*Set task*:
Leave out the pictures and transcribe the rest of the records exactly.
* Begin Data shown *
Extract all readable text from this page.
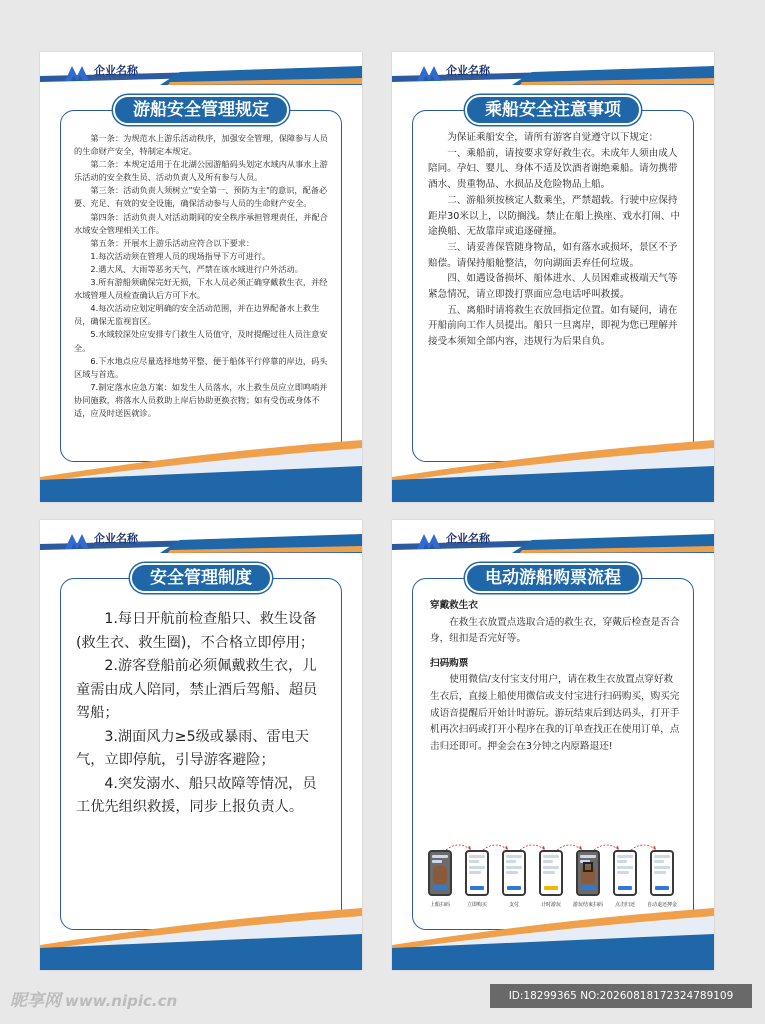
企业名称
QIYE MINGCHENG
游船安全管理规定
第一条：为规范水上游乐活动秩序，加强安全管理，保障参与人员的生命财产安全，特制定本规定。
第二条：本规定适用于在北湖公园游船码头划定水域内从事水上游乐活动的安全救生员、活动负责人及所有参与人员。
第三条：活动负责人须树立"安全第一、预防为主"的意识，配备必要、充足、有效的安全设施，确保活动参与人员的生命财产安全。
第四条：活动负责人对活动期间的安全秩序承担管理责任，并配合水域安全管理相关工作。
第五条：开展水上游乐活动应符合以下要求：
1.每次活动须在管理人员的现场指导下方可进行。
2.遇大风、大雨等恶劣天气，严禁在该水域进行户外活动。
3.所有游船须确保完好无损，下水人员必须正确穿戴救生衣，并经水域管理人员检查确认后方可下水。
4.每次活动应划定明确的安全活动范围，并在边界配备水上救生员，确保无监视盲区。
5.水域较深处应安排专门救生人员值守，及时提醒过往人员注意安全。
6.下水地点应尽量选择地势平整、便于船体平行停靠的岸边，码头区域与首选。
7.制定落水应急方案：如发生人员落水，水上救生员应立即鸣哨并协同施救，将落水人员救助上岸后协助更换衣物；如有受伤或身体不适，应及时送医就诊。
企业名称
QIYE MINGCHENG
乘船安全注意事项
为保证乘船安全，请所有游客自觉遵守以下规定：
一、乘船前，请按要求穿好救生衣。未成年人须由成人陪同。孕妇、婴儿、身体不适及饮酒者谢绝乘船。请勿携带酒水、贵重物品、水损品及危险物品上船。
二、游船须按核定人数乘坐，严禁超载。行驶中应保持距岸30米以上，以防搁浅。禁止在船上换座、戏水打闹、中途换船、无故靠岸或追逐碰撞。
三、请妥善保管随身物品，如有落水或损坏，景区不予赔偿。请保持船舱整洁，勿向湖面丢弃任何垃圾。
四、如遇设备损坏、船体进水、人员困难或极端天气等紧急情况，请立即拨打票面应急电话呼叫救援。
五、离船时请将救生衣放回指定位置。如有疑问，请在开船前向工作人员提出。船只一旦离岸，即视为您已理解并接受本须知全部内容，违规行为后果自负。
企业名称
QIYE MINGCHENG
安全管理制度
1.每日开航前检查船只、救生设备(救生衣、救生圈)，不合格立即停用；
2.游客登船前必须佩戴救生衣，儿童需由成人陪同，禁止酒后驾船、超员驾船；
3.湖面风力≥5级或暴雨、雷电天气，立即停航，引导游客避险；
4.突发溺水、船只故障等情况，员工优先组织救援，同步上报负责人。
企业名称
QIYE MINGCHENG
电动游船购票流程
穿戴救生衣
在救生衣放置点选取合适的救生衣，穿戴后检查是否合身，纽扣是否完好等。
扫码购票
使用微信/支付宝支付用户，请在救生衣放置点穿好救生衣后，直接上船使用微信或支付宝进行扫码购买，购买完成语音提醒后开始计时游玩。游玩结束后到达码头，打开手机再次扫码或打开小程序在我的订单查找正在使用订单，点击归还即可。押金会在3分钟之内原路退还!
上船扫码	立即购买	支付	计时游玩	游玩结束扫码	点击归还	自动退还押金
昵享网 www.nipic.cn	ID:18299365 NO:20260818172324789109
* End Data shown *
*Written answer*:
Extract all readable text from this page.
企业名称
QIYE MINGCHENG
游船安全管理规定
第一条：为规范水上游乐活动秩序，加强安全管理，保障参与人员的生命财产安全，特制定本规定。
第二条：本规定适用于在北湖公园游船码头划定水域内从事水上游乐活动的安全救生员、活动负责人及所有参与人员。
第三条：活动负责人须树立"安全第一、预防为主"的意识，配备必要、充足、有效的安全设施，确保活动参与人员的生命财产安全。
第四条：活动负责人对活动期间的安全秩序承担管理责任，并配合水域安全管理相关工作。
第五条：开展水上游乐活动应符合以下要求：
1.每次活动须在管理人员的现场指导下方可进行。
2.遇大风、大雨等恶劣天气，严禁在该水域进行户外活动。
3.所有游船须确保完好无损，下水人员必须正确穿戴救生衣，并经水域管理人员检查确认后方可下水。
4.每次活动应划定明确的安全活动范围，并在边界配备水上救生员，确保无监视盲区。
5.水域较深处应安排专门救生人员值守，及时提醒过往人员注意安全。
6.下水地点应尽量选择地势平整、便于船体平行停靠的岸边，码头区域与首选。
7.制定落水应急方案：如发生人员落水，水上救生员应立即鸣哨并协同施救，将落水人员救助上岸后协助更换衣物；如有受伤或身体不适，应及时送医就诊。
企业名称
QIYE MINGCHENG
乘船安全注意事项
为保证乘船安全，请所有游客自觉遵守以下规定：
一、乘船前，请按要求穿好救生衣。未成年人须由成人陪同。孕妇、婴儿、身体不适及饮酒者谢绝乘船。请勿携带酒水、贵重物品、水损品及危险物品上船。
二、游船须按核定人数乘坐，严禁超载。行驶中应保持距岸30米以上，以防搁浅。禁止在船上换座、戏水打闹、中途换船、无故靠岸或追逐碰撞。
三、请妥善保管随身物品，如有落水或损坏，景区不予赔偿。请保持船舱整洁，勿向湖面丢弃任何垃圾。
四、如遇设备损坏、船体进水、人员困难或极端天气等紧急情况，请立即拨打票面应急电话呼叫救援。
五、离船时请将救生衣放回指定位置。如有疑问，请在开船前向工作人员提出。船只一旦离岸，即视为您已理解并接受本须知全部内容，违规行为后果自负。
企业名称
QIYE MINGCHENG
安全管理制度
1.每日开航前检查船只、救生设备(救生衣、救生圈)，不合格立即停用；
2.游客登船前必须佩戴救生衣，儿童需由成人陪同，禁止酒后驾船、超员驾船；
3.湖面风力≥5级或暴雨、雷电天气，立即停航，引导游客避险；
4.突发溺水、船只故障等情况，员工优先组织救援，同步上报负责人。
企业名称
QIYE MINGCHENG
电动游船购票流程
穿戴救生衣
在救生衣放置点选取合适的救生衣，穿戴后检查是否合身，纽扣是否完好等。
扫码购票
使用微信/支付宝支付用户，请在救生衣放置点穿好救生衣后，直接上船使用微信或支付宝进行扫码购买，购买完成语音提醒后开始计时游玩。游玩结束后到达码头，打开手机再次扫码或打开小程序在我的订单查找正在使用订单，点击归还即可。押金会在3分钟之内原路退还!
上船扫码	立即购买	支付	计时游玩	游玩结束扫码	点击归还	自动退还押金
昵享网 www.nipic.cn	ID:18299365 NO:20260818172324789109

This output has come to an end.